STORED ROWS:
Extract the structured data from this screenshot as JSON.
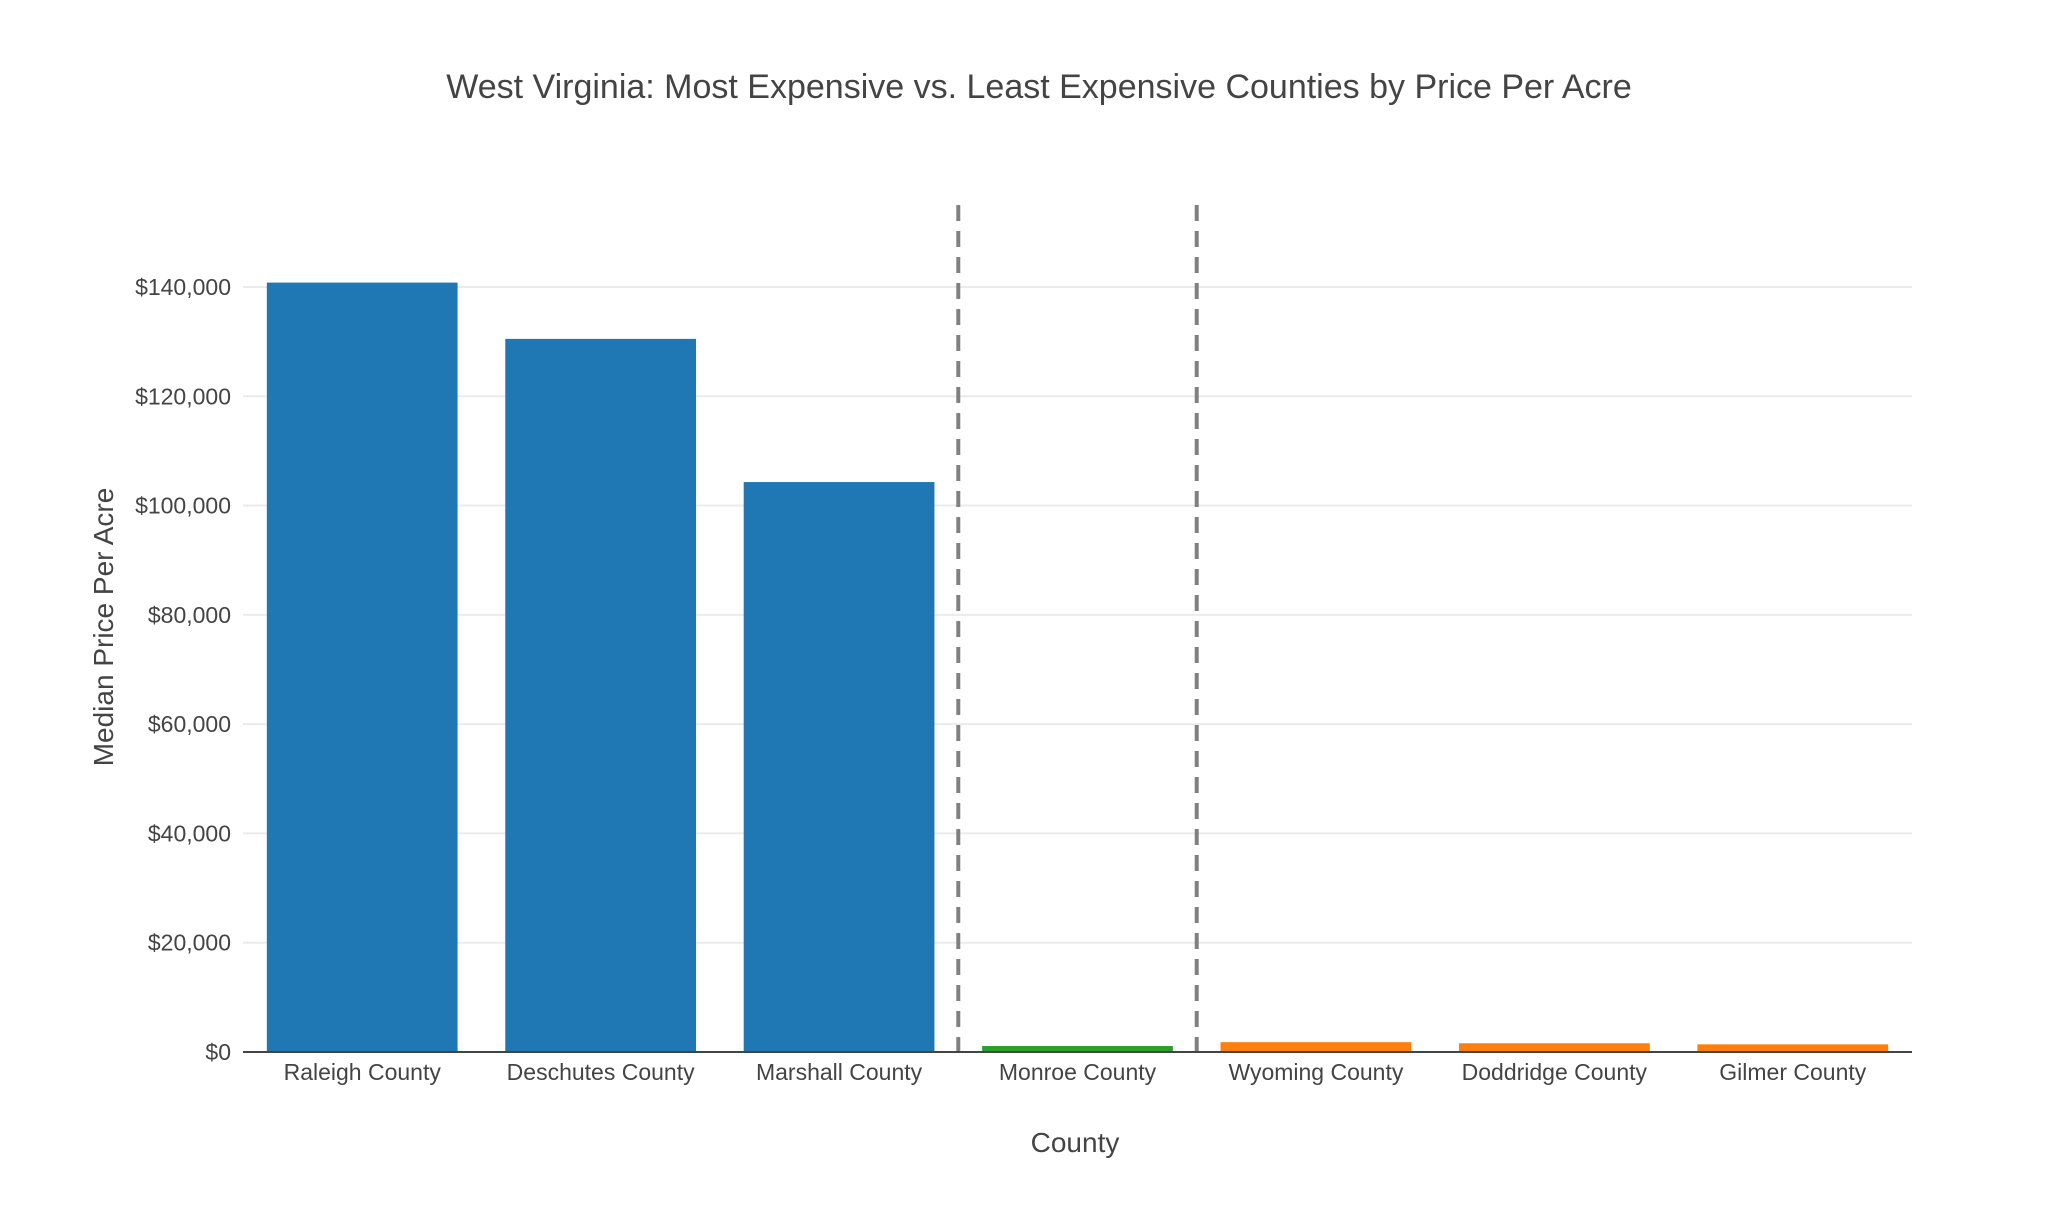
{
  "chart_data": {
    "type": "bar",
    "title": "West Virginia: Most Expensive vs. Least Expensive Counties by Price Per Acre",
    "xlabel": "County",
    "ylabel": "Median Price Per Acre",
    "categories": [
      "Raleigh County",
      "Deschutes County",
      "Marshall County",
      "Monroe County",
      "Wyoming County",
      "Doddridge County",
      "Gilmer County"
    ],
    "values": [
      140800,
      130500,
      104300,
      1100,
      1800,
      1600,
      1400
    ],
    "groups": [
      "most-expensive",
      "most-expensive",
      "most-expensive",
      "middle",
      "least-expensive",
      "least-expensive",
      "least-expensive"
    ],
    "colors": {
      "most-expensive": "#1f77b4",
      "middle": "#2ca02c",
      "least-expensive": "#ff7f0e",
      "divider": "#808080",
      "grid": "#ebebeb",
      "text": "#444444"
    },
    "ylim": [
      0,
      155000
    ],
    "yticks": [
      0,
      20000,
      40000,
      60000,
      80000,
      100000,
      120000,
      140000
    ],
    "ytick_labels": [
      "$0",
      "$20,000",
      "$40,000",
      "$60,000",
      "$80,000",
      "$100,000",
      "$120,000",
      "$140,000"
    ],
    "dividers_after_index": [
      2,
      3
    ],
    "grid": true,
    "legend": "none"
  }
}
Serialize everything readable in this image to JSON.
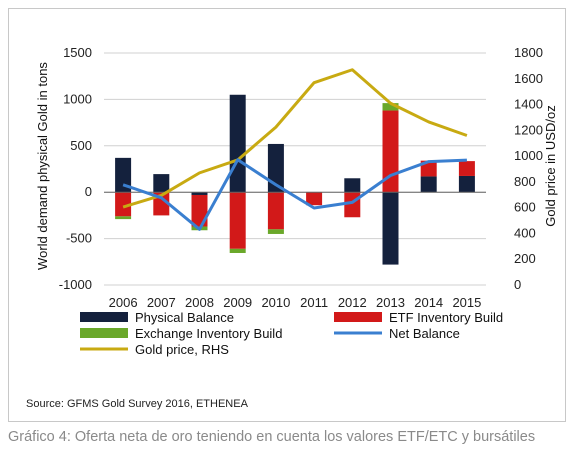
{
  "chart_data": {
    "type": "bar",
    "stacked": true,
    "categories": [
      "2006",
      "2007",
      "2008",
      "2009",
      "2010",
      "2011",
      "2012",
      "2013",
      "2014",
      "2015"
    ],
    "ylabel_left": "World demand physical Gold in tons",
    "ylabel_right": "Gold price in USD/oz",
    "ylim_left": [
      -1000,
      1500
    ],
    "ylim_right": [
      0,
      1800
    ],
    "yticks_left": [
      -1000,
      -500,
      0,
      500,
      1000,
      1500
    ],
    "yticks_right": [
      0,
      200,
      400,
      600,
      800,
      1000,
      1200,
      1400,
      1600,
      1800
    ],
    "grid": "horizontal",
    "legend_position": "bottom",
    "bar_series": [
      {
        "name": "Physical Balance",
        "color": "#14213d",
        "values": [
          370,
          195,
          -30,
          1050,
          520,
          0,
          150,
          -780,
          170,
          175
        ]
      },
      {
        "name": "ETF Inventory Build",
        "color": "#d21919",
        "values": [
          -260,
          -250,
          -340,
          -610,
          -400,
          -140,
          -270,
          880,
          170,
          160
        ]
      },
      {
        "name": "Exchange Inventory Build",
        "color": "#6aa82a",
        "values": [
          -30,
          0,
          -40,
          -45,
          -50,
          0,
          0,
          80,
          0,
          0
        ]
      }
    ],
    "line_series": [
      {
        "name": "Gold price, RHS",
        "color": "#c8aa12",
        "axis": "right",
        "values": [
          605,
          695,
          870,
          970,
          1225,
          1570,
          1670,
          1410,
          1265,
          1160
        ]
      },
      {
        "name": "Net Balance",
        "color": "#3a7fd0",
        "axis": "left",
        "values": [
          80,
          -60,
          -400,
          350,
          80,
          -170,
          -110,
          180,
          330,
          345
        ]
      }
    ],
    "legend": [
      {
        "name": "Physical Balance",
        "kind": "box",
        "color": "#14213d"
      },
      {
        "name": "ETF Inventory Build",
        "kind": "box",
        "color": "#d21919"
      },
      {
        "name": "Exchange Inventory Build",
        "kind": "box",
        "color": "#6aa82a"
      },
      {
        "name": "Net Balance",
        "kind": "line",
        "color": "#3a7fd0"
      },
      {
        "name": "Gold price, RHS",
        "kind": "line",
        "color": "#c8aa12"
      }
    ]
  },
  "source": "Source: GFMS Gold Survey 2016, ETHENEA",
  "caption": "Gráfico 4: Oferta neta de oro teniendo en cuenta los valores ETF/ETC y bursátiles"
}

WHAT TO DO: Where a line contains the string "Gold", extract that line.

FULL SOLUTION:
    "ylabel_left": "World demand physical Gold in tons",
    "ylabel_right": "Gold price in USD/oz",
        "name": "Gold price, RHS",
        "name": "Gold price, RHS",
  "source": "Source: GFMS Gold Survey 2016, ETHENEA",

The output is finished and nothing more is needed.